Count the lines below that contain the word "triangle", and report only that number.
— Begin —
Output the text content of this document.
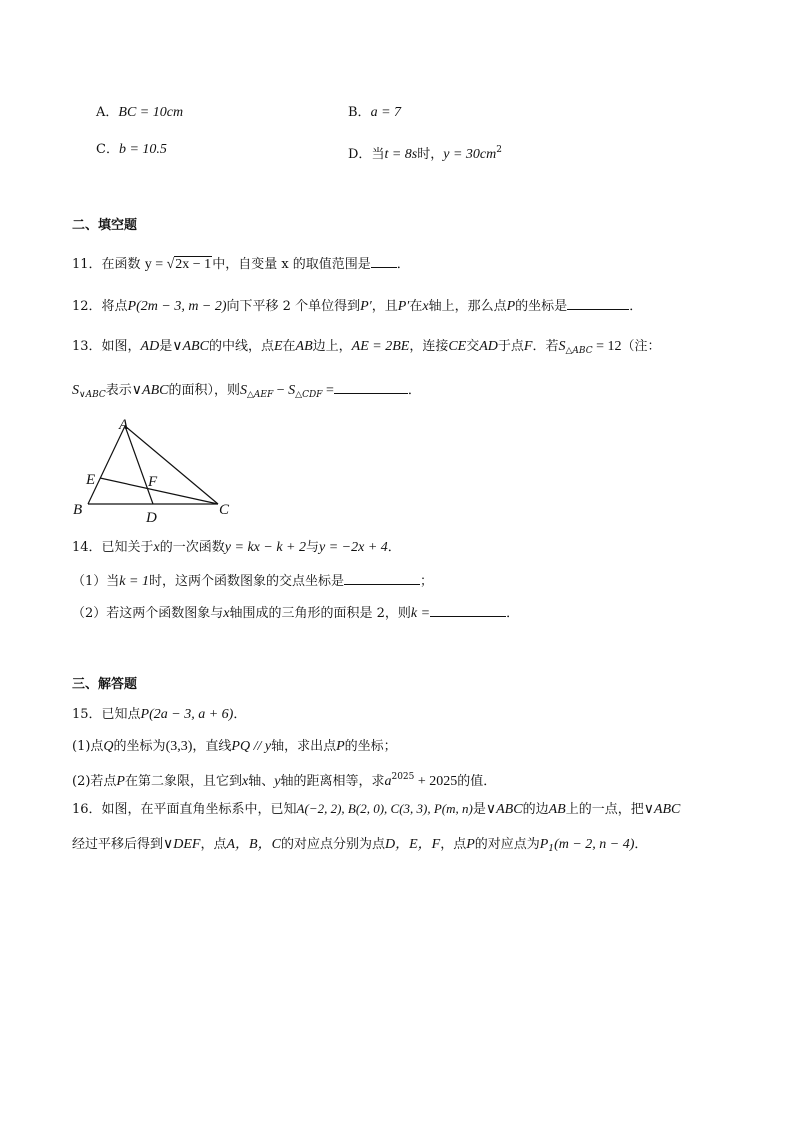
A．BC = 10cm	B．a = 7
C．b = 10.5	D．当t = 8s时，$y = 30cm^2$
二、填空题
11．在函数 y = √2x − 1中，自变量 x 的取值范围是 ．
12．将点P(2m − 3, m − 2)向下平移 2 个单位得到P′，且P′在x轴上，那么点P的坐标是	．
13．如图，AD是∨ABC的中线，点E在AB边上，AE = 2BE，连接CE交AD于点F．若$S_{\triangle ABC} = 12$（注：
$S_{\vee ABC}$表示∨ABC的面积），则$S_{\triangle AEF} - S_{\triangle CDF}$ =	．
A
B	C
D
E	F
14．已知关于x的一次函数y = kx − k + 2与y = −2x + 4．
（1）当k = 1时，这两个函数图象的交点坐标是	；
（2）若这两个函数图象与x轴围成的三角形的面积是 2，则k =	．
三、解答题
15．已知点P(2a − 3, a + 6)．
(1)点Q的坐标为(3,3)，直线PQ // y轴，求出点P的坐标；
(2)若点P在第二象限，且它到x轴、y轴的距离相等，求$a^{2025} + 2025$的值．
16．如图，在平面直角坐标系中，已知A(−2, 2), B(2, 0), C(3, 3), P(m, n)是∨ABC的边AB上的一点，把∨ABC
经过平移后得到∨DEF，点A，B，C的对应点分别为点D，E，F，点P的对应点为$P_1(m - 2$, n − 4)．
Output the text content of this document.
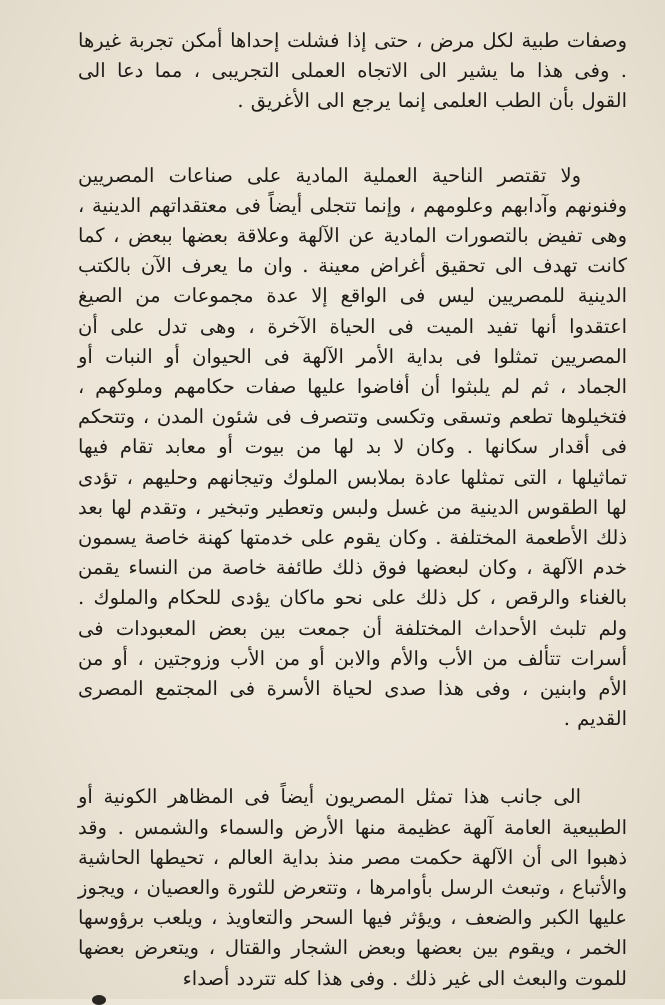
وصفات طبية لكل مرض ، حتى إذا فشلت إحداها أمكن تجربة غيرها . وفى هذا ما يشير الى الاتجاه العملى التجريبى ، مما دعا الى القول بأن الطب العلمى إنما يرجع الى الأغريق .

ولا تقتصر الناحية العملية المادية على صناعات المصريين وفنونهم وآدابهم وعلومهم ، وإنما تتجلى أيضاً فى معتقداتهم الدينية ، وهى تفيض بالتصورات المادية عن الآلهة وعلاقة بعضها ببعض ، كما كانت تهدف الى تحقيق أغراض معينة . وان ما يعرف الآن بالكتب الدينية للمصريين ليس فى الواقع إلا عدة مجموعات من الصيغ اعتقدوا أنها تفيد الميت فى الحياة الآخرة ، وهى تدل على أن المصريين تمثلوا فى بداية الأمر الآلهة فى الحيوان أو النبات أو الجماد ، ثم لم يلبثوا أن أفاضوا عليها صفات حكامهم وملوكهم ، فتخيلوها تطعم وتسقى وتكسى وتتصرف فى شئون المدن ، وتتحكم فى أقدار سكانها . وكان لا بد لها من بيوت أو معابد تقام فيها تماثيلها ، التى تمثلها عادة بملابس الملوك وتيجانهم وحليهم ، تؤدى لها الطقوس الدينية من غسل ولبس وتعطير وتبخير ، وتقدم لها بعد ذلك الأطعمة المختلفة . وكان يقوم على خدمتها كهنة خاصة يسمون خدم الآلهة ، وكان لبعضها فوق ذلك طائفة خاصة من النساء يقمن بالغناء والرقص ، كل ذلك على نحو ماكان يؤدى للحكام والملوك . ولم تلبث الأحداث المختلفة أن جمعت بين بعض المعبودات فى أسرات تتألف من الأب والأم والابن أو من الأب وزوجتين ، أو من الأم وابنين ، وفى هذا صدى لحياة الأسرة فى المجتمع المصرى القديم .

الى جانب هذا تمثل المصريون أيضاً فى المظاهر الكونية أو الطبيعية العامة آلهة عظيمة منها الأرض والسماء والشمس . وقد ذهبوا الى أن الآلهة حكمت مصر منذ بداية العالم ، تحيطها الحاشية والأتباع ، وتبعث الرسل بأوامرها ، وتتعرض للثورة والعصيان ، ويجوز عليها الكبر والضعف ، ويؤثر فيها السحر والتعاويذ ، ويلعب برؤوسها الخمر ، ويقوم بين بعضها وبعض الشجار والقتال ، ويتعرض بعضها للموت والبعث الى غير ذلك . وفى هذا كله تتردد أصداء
— End —
_Output for this exercise_.
2